Prompt:
Reproduce each line of the material exactly, minus any picture.

Items:
--------------------------------

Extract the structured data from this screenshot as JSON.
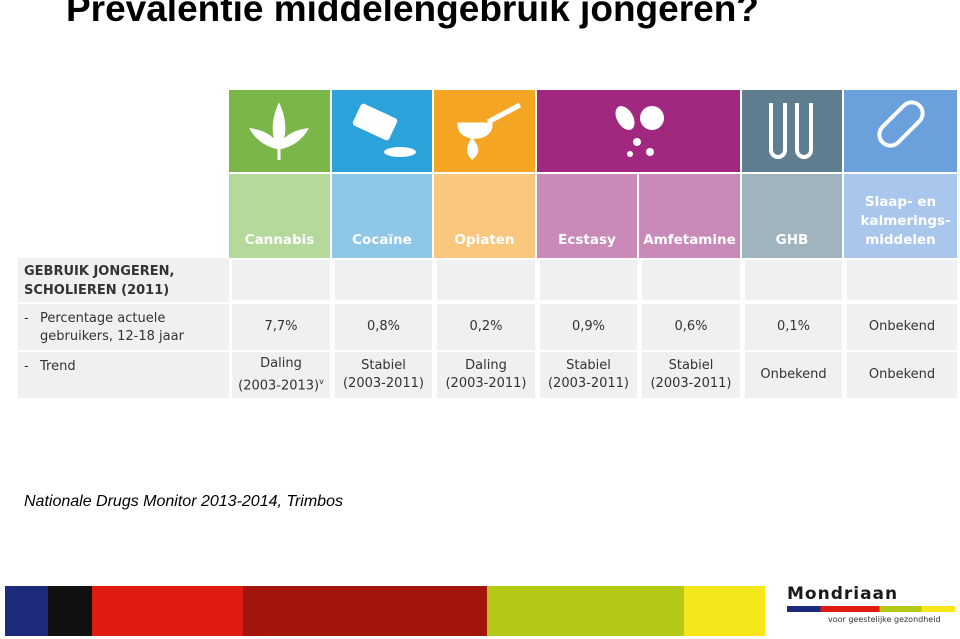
{
  "title": "Prevalentie middelengebruik jongeren?",
  "table": {
    "columns": [
      "Cannabis",
      "Cocaïne",
      "Opiaten",
      "Ecstasy",
      "Amfetamine",
      "GHB",
      "Slaap- en kalmerings-middelen"
    ],
    "section": "GEBRUIK JONGEREN, SCHOLIEREN (2011)",
    "rows": [
      {
        "label": "Percentage actuele gebruikers, 12-18 jaar",
        "cells": [
          "7,7%",
          "0,8%",
          "0,2%",
          "0,9%",
          "0,6%",
          "0,1%",
          "Onbekend"
        ]
      },
      {
        "label": "Trend",
        "cells": [
          [
            "Daling",
            "(2003-2013)",
            "v"
          ],
          [
            "Stabiel",
            "(2003-2011)"
          ],
          [
            "Daling",
            "(2003-2011)"
          ],
          [
            "Stabiel",
            "(2003-2011)"
          ],
          [
            "Stabiel",
            "(2003-2011)"
          ],
          [
            "Onbekend"
          ],
          [
            "Onbekend"
          ]
        ]
      }
    ]
  },
  "source": "Nationale Drugs Monitor 2013-2014, Trimbos",
  "logo": {
    "name": "Mondriaan",
    "tagline": "voor geestelijke gezondheid"
  }
}
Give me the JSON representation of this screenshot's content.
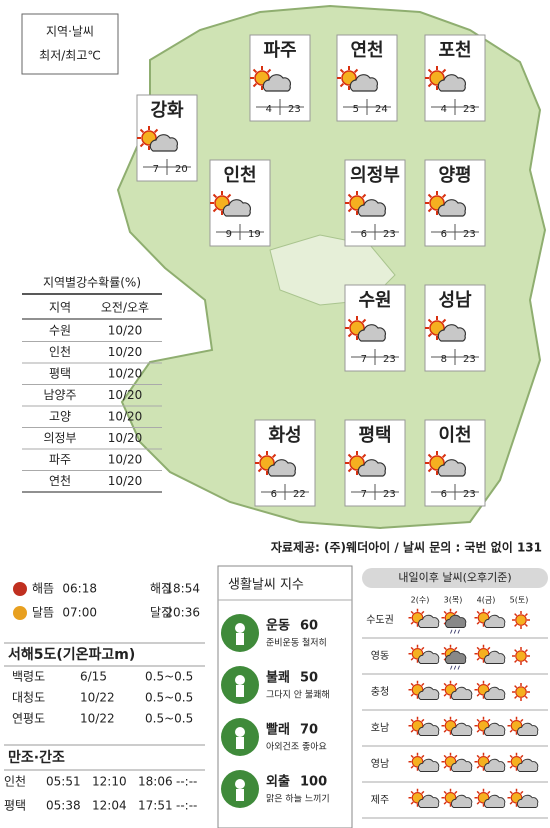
{
  "legend": {
    "line1": "지역·날씨",
    "line2": "최저/최고℃"
  },
  "cities": [
    {
      "name": "파주",
      "low": 4,
      "high": 23
    },
    {
      "name": "연천",
      "low": 5,
      "high": 24
    },
    {
      "name": "포천",
      "low": 4,
      "high": 23
    },
    {
      "name": "강화",
      "low": 7,
      "high": 20
    },
    {
      "name": "인천",
      "low": 9,
      "high": 19
    },
    {
      "name": "의정부",
      "low": 6,
      "high": 23
    },
    {
      "name": "양평",
      "low": 6,
      "high": 23
    },
    {
      "name": "수원",
      "low": 7,
      "high": 23
    },
    {
      "name": "성남",
      "low": 8,
      "high": 23
    },
    {
      "name": "화성",
      "low": 6,
      "high": 22
    },
    {
      "name": "평택",
      "low": 7,
      "high": 23
    },
    {
      "name": "이천",
      "low": 6,
      "high": 23
    }
  ],
  "rain_table": {
    "title": "지역별강수확률(%)",
    "header": [
      "지역",
      "오전/오후"
    ],
    "rows": [
      [
        "수원",
        "10/20"
      ],
      [
        "인천",
        "10/20"
      ],
      [
        "평택",
        "10/20"
      ],
      [
        "남양주",
        "10/20"
      ],
      [
        "고양",
        "10/20"
      ],
      [
        "의정부",
        "10/20"
      ],
      [
        "파주",
        "10/20"
      ],
      [
        "연천",
        "10/20"
      ]
    ]
  },
  "source": "자료제공: (주)웨더아이 / 날씨 문의 : 국번 없이 131",
  "sun_moon": [
    [
      "해뜸",
      "06:18",
      "해짐",
      "18:54"
    ],
    [
      "달뜸",
      "07:00",
      "달짐",
      "20:36"
    ]
  ],
  "sea": {
    "title": "서해5도(기온파고m)",
    "rows": [
      [
        "백령도",
        "6/15",
        "0.5~0.5"
      ],
      [
        "대청도",
        "10/22",
        "0.5~0.5"
      ],
      [
        "연평도",
        "10/22",
        "0.5~0.5"
      ]
    ]
  },
  "tide": {
    "title": "만조·간조",
    "rows": [
      [
        "인천",
        "05:51",
        "12:10",
        "18:06",
        "--:--"
      ],
      [
        "평택",
        "05:38",
        "12:04",
        "17:51",
        "--:--"
      ]
    ]
  },
  "life_index": {
    "title": "생활날씨 지수",
    "items": [
      {
        "name": "운동",
        "value": 60,
        "note": "준비운동 철저히"
      },
      {
        "name": "불쾌",
        "value": 50,
        "note": "그다지 안 불쾌해"
      },
      {
        "name": "빨래",
        "value": 70,
        "note": "아외건조 좋아요"
      },
      {
        "name": "외출",
        "value": 100,
        "note": "맑은 하늘 느끼기"
      }
    ]
  },
  "forecast": {
    "title": "내일이후 날씨(오후기준)",
    "days": [
      "2(수)",
      "3(목)",
      "4(금)",
      "5(토)"
    ],
    "regions": [
      "수도권",
      "영동",
      "충청",
      "호남",
      "영남",
      "제주"
    ]
  }
}
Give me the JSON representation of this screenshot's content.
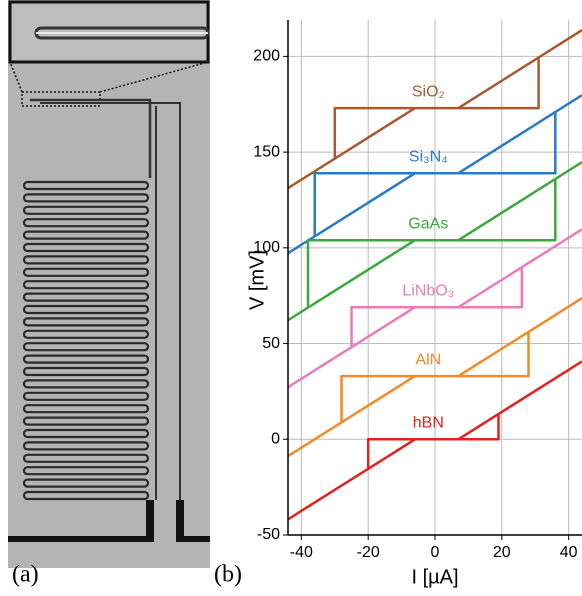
{
  "panel_labels": {
    "a": "(a)",
    "b": "(b)"
  },
  "chart_data": {
    "type": "line",
    "xlabel": "I [µA]",
    "ylabel": "V [mV]",
    "xlim": [
      -44,
      44
    ],
    "ylim": [
      -50,
      219
    ],
    "xticks": [
      -40,
      -20,
      0,
      20,
      40
    ],
    "yticks": [
      -50,
      0,
      50,
      100,
      150,
      200
    ],
    "grid": true,
    "series": [
      {
        "name": "SiO₂",
        "color": "#a65a2e",
        "x": [
          -44,
          -6,
          null,
          -30,
          -30,
          31,
          31,
          null,
          7,
          44
        ],
        "values": [
          131.2,
          173,
          null,
          146.6,
          173,
          173,
          199.4,
          null,
          173,
          213.7
        ]
      },
      {
        "name": "Si₃N₄",
        "color": "#2a7bc4",
        "x": [
          -44,
          -6,
          null,
          -36,
          -36,
          36,
          36,
          null,
          7,
          44
        ],
        "values": [
          97.2,
          139,
          null,
          106,
          139,
          139,
          170.9,
          null,
          139,
          179.7
        ]
      },
      {
        "name": "GaAs",
        "color": "#3da83d",
        "x": [
          -44,
          -6,
          null,
          -38,
          -38,
          36,
          36,
          null,
          7,
          44
        ],
        "values": [
          62.2,
          104,
          null,
          68.8,
          104,
          104,
          135.9,
          null,
          104,
          144.7
        ]
      },
      {
        "name": "LiNbO₃",
        "color": "#e87bbd",
        "x": [
          -44,
          -6,
          null,
          -25,
          -25,
          26,
          26,
          null,
          7,
          44
        ],
        "values": [
          27.2,
          69,
          null,
          48.1,
          69,
          69,
          89.9,
          null,
          69,
          109.7
        ]
      },
      {
        "name": "AlN",
        "color": "#f28a26",
        "x": [
          -44,
          -6,
          null,
          -28,
          -28,
          28,
          28,
          null,
          7,
          44
        ],
        "values": [
          -8.8,
          33,
          null,
          8.8,
          33,
          33,
          56.1,
          null,
          33,
          73.7
        ]
      },
      {
        "name": "hBN",
        "color": "#e0231f",
        "x": [
          -44,
          -6,
          null,
          -20,
          -20,
          19,
          19,
          null,
          7,
          44
        ],
        "values": [
          -41.8,
          0,
          null,
          -15.4,
          0,
          0,
          13.2,
          null,
          0,
          40.7
        ]
      }
    ]
  }
}
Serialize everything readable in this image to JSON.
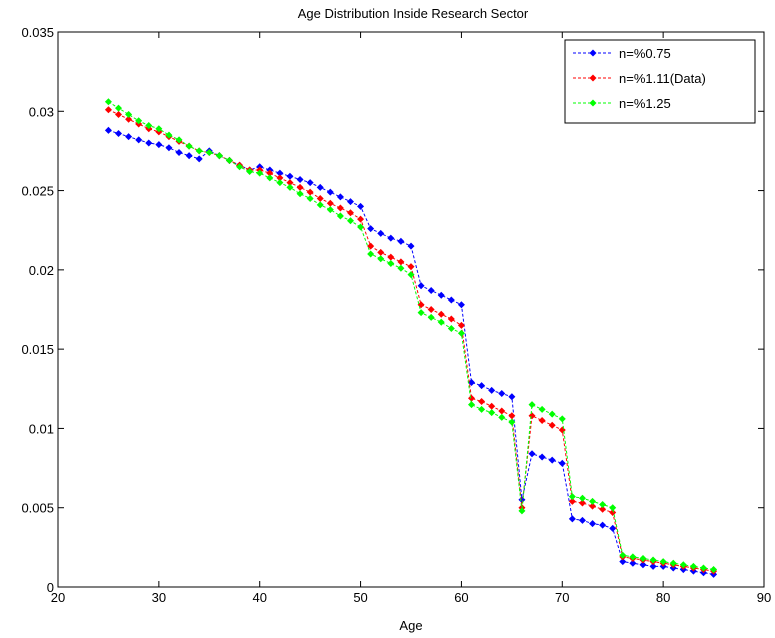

--------------------------------

Response:
Extract the structured data from this screenshot as JSON.
{
  "title": "Prevalentie middelengebruik jongeren?",
  "table": {
    "columns": [
      "Cannabis",
      "Cocaïne",
      "Opiaten",
      "Ecstasy",
      "Amfetamine",
      "GHB",
      "Slaap- en kalmerings-middelen"
    ],
    "section": "GEBRUIK JONGEREN, SCHOLIEREN (2011)",
    "rows": [
      {
        "label": "Percentage actuele gebruikers, 12-18 jaar",
        "cells": [
          "7,7%",
          "0,8%",
          "0,2%",
          "0,9%",
          "0,6%",
          "0,1%",
          "Onbekend"
        ]
      },
      {
        "label": "Trend",
        "cells": [
          [
            "Daling",
            "(2003-2013)",
            "v"
          ],
          [
            "Stabiel",
            "(2003-2011)"
          ],
          [
            "Daling",
            "(2003-2011)"
          ],
          [
            "Stabiel",
            "(2003-2011)"
          ],
          [
            "Stabiel",
            "(2003-2011)"
          ],
          [
            "Onbekend"
          ],
          [
            "Onbekend"
          ]
        ]
      }
    ]
  },
  "source": "Nationale Drugs Monitor 2013-2014, Trimbos",
  "logo": {
    "name": "Mondriaan",
    "tagline": "voor geestelijke gezondheid"
  }
}
Give me the JSON representation of this screenshot's content.
{
  "legend": {
    "line1": "지역·날씨",
    "line2": "최저/최고℃"
  },
  "cities": [
    {
      "name": "파주",
      "low": 4,
      "high": 23
    },
    {
      "name": "연천",
      "low": 5,
      "high": 24
    },
    {
      "name": "포천",
      "low": 4,
      "high": 23
    },
    {
      "name": "강화",
      "low": 7,
      "high": 20
    },
    {
      "name": "인천",
      "low": 9,
      "high": 19
    },
    {
      "name": "의정부",
      "low": 6,
      "high": 23
    },
    {
      "name": "양평",
      "low": 6,
      "high": 23
    },
    {
      "name": "수원",
      "low": 7,
      "high": 23
    },
    {
      "name": "성남",
      "low": 8,
      "high": 23
    },
    {
      "name": "화성",
      "low": 6,
      "high": 22
    },
    {
      "name": "평택",
      "low": 7,
      "high": 23
    },
    {
      "name": "이천",
      "low": 6,
      "high": 23
    }
  ],
  "rain_table": {
    "title": "지역별강수확률(%)",
    "header": [
      "지역",
      "오전/오후"
    ],
    "rows": [
      [
        "수원",
        "10/20"
      ],
      [
        "인천",
        "10/20"
      ],
      [
        "평택",
        "10/20"
      ],
      [
        "남양주",
        "10/20"
      ],
      [
        "고양",
        "10/20"
      ],
      [
        "의정부",
        "10/20"
      ],
      [
        "파주",
        "10/20"
      ],
      [
        "연천",
        "10/20"
      ]
    ]
  },
  "source": "자료제공: (주)웨더아이 / 날씨 문의 : 국번 없이 131",
  "sun_moon": [
    [
      "해뜸",
      "06:18",
      "해짐",
      "18:54"
    ],
    [
      "달뜸",
      "07:00",
      "달짐",
      "20:36"
    ]
  ],
  "sea": {
    "title": "서해5도(기온파고m)",
    "rows": [
      [
        "백령도",
        "6/15",
        "0.5~0.5"
      ],
      [
        "대청도",
        "10/22",
        "0.5~0.5"
      ],
      [
        "연평도",
        "10/22",
        "0.5~0.5"
      ]
    ]
  },
  "tide": {
    "title": "만조·간조",
    "rows": [
      [
        "인천",
        "05:51",
        "12:10",
        "18:06",
        "--:--"
      ],
      [
        "평택",
        "05:38",
        "12:04",
        "17:51",
        "--:--"
      ]
    ]
  },
  "life_index": {
    "title": "생활날씨 지수",
    "items": [
      {
        "name": "운동",
        "value": 60,
        "note": "준비운동 철저히"
      },
      {
        "name": "불쾌",
        "value": 50,
        "note": "그다지 안 불쾌해"
      },
      {
        "name": "빨래",
        "value": 70,
        "note": "아외건조 좋아요"
      },
      {
        "name": "외출",
        "value": 100,
        "note": "맑은 하늘 느끼기"
      }
    ]
  },
  "forecast": {
    "title": "내일이후 날씨(오후기준)",
    "days": [
      "2(수)",
      "3(목)",
      "4(금)",
      "5(토)"
    ],
    "regions": [
      "수도권",
      "영동",
      "충청",
      "호남",
      "영남",
      "제주"
    ]
  }
}
Give me the JSON representation of this screenshot's content.
{
  "panel_labels": {
    "a": "(a)",
    "b": "(b)"
  },
  "chart_data": {
    "type": "line",
    "xlabel": "I [µA]",
    "ylabel": "V [mV]",
    "xlim": [
      -44,
      44
    ],
    "ylim": [
      -50,
      219
    ],
    "xticks": [
      -40,
      -20,
      0,
      20,
      40
    ],
    "yticks": [
      -50,
      0,
      50,
      100,
      150,
      200
    ],
    "grid": true,
    "series": [
      {
        "name": "SiO₂",
        "color": "#a65a2e",
        "x": [
          -44,
          -6,
          null,
          -30,
          -30,
          31,
          31,
          null,
          7,
          44
        ],
        "values": [
          131.2,
          173,
          null,
          146.6,
          173,
          173,
          199.4,
          null,
          173,
          213.7
        ]
      },
      {
        "name": "Si₃N₄",
        "color": "#2a7bc4",
        "x": [
          -44,
          -6,
          null,
          -36,
          -36,
          36,
          36,
          null,
          7,
          44
        ],
        "values": [
          97.2,
          139,
          null,
          106,
          139,
          139,
          170.9,
          null,
          139,
          179.7
        ]
      },
      {
        "name": "GaAs",
        "color": "#3da83d",
        "x": [
          -44,
          -6,
          null,
          -38,
          -38,
          36,
          36,
          null,
          7,
          44
        ],
        "values": [
          62.2,
          104,
          null,
          68.8,
          104,
          104,
          135.9,
          null,
          104,
          144.7
        ]
      },
      {
        "name": "LiNbO₃",
        "color": "#e87bbd",
        "x": [
          -44,
          -6,
          null,
          -25,
          -25,
          26,
          26,
          null,
          7,
          44
        ],
        "values": [
          27.2,
          69,
          null,
          48.1,
          69,
          69,
          89.9,
          null,
          69,
          109.7
        ]
      },
      {
        "name": "AlN",
        "color": "#f28a26",
        "x": [
          -44,
          -6,
          null,
          -28,
          -28,
          28,
          28,
          null,
          7,
          44
        ],
        "values": [
          -8.8,
          33,
          null,
          8.8,
          33,
          33,
          56.1,
          null,
          33,
          73.7
        ]
      },
      {
        "name": "hBN",
        "color": "#e0231f",
        "x": [
          -44,
          -6,
          null,
          -20,
          -20,
          19,
          19,
          null,
          7,
          44
        ],
        "values": [
          -41.8,
          0,
          null,
          -15.4,
          0,
          0,
          13.2,
          null,
          0,
          40.7
        ]
      }
    ]
  }
}
Serialize everything readable in this image to JSON.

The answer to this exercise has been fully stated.